Job 1:
Report, copied in full, every line of the records that contains the word "legend".

Source excerpt:
***

# WTB small plastic plants pots



## PonderosaQ (Jan 12, 2004)

I am in need of 50-100 (or more) small plastic plant pots 2 1/2" - 3" in diameter. Used is fine, round or square. I grow a lot of plants for church sales and am finding the cost of supplies is becoming prohibitive. Thanks..


----------



## po boy (Jul 12, 2010)

I have bought a lot on line. Much more than you need but only $34 for 450 pots,
http://www.greenhousemegastore.com/product/black-form-pots/greenhouse-pots


----------



## Farmer Willy (Aug 7, 2005)

You might want to use solo cups. I bought hundreds of them (clear) at SAMS for a few dollars. Just punch a hole in the bottom for drainage and you're good to go. You can get a much bigger rootball on the plant which makes for planting a bit easier. I've even reused them for more than one season, but for the ridiculously low price and the fact you're selling them for profit no need to risk reusing pots.


----------



## happychick (Sep 20, 2010)

I had several hundred stacked in my garage, but I gave them away to a neighbor because I'm moving.


----------



## po boy (Jul 12, 2010)

Forgot, I use cottage cheese, sour cream and butter containers....


----------



## PonderosaQ (Jan 12, 2004)

***

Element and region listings
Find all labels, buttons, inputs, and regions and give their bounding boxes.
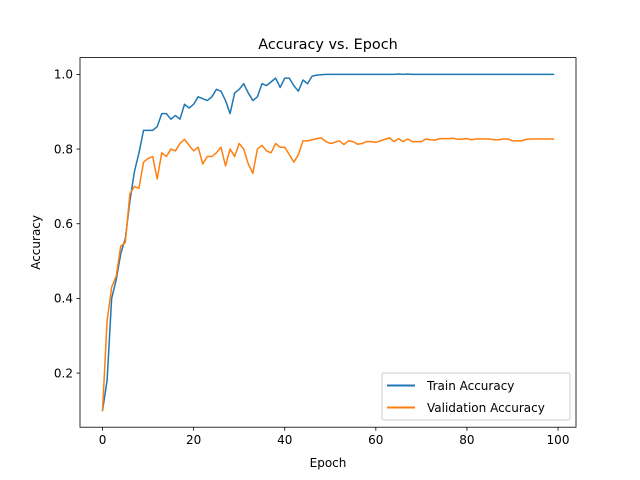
y-tick-label: 0.6 (54, 217, 73, 231)
x-tick-label: 20 (186, 433, 201, 447)
legend-label-train-accuracy: Train Accuracy (426, 379, 514, 393)
legend-box (381, 372, 571, 421)
legend-label-validation-accuracy: Validation Accuracy (427, 401, 545, 415)
y-tick-label: 0.4 (54, 292, 73, 306)
y-tick-label: 1.0 (54, 68, 73, 82)
series-layer (101, 73, 555, 412)
x-tick-label: 60 (368, 433, 383, 447)
chart-legend: Train Accuracy Validation Accuracy (381, 372, 571, 421)
chart-title: Accuracy vs. Epoch (258, 37, 398, 53)
y-axis-ticks: 0.2 0.4 0.6 0.8 1.0 (54, 68, 80, 380)
x-axis-label: Epoch (310, 456, 347, 470)
plot-area-frame (79, 57, 577, 428)
x-tick-label: 0 (99, 433, 107, 447)
x-axis-ticks: 0 20 40 60 80 100 (99, 427, 570, 447)
y-tick-label: 0.8 (54, 142, 73, 156)
y-tick-label: 0.2 (54, 366, 73, 380)
x-tick-label: 80 (459, 433, 474, 447)
y-axis-label: Accuracy (29, 215, 43, 270)
series-line-train-accuracy (101, 73, 555, 412)
series-line-validation-accuracy (101, 137, 555, 412)
x-tick-label: 100 (547, 433, 570, 447)
x-tick-label: 40 (277, 433, 292, 447)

***

Job 2:
In the forum thread, rewrite the paragraph beginning "You might want to use solo cups" as a short bulleted list that keeps its main facts.

Correct response 1:
legend-label-train-accuracy: Train Accuracy (426, 379, 514, 393)
legend-box (381, 372, 571, 421)
legend-label-validation-accuracy: Validation Accuracy (427, 401, 545, 415)
chart-legend: Train Accuracy Validation Accuracy (381, 372, 571, 421)

Correct response 2:
- Solo cups can serve as pots; hundreds of clear ones cost a few dollars at SAMS.
- A hole punched in the bottom provides drainage.
- They allow a much bigger rootball, which makes planting a bit easier.
- They have been reused for more than one season, but at such a low price, and with the plants sold for profit, there is no need to risk reusing them.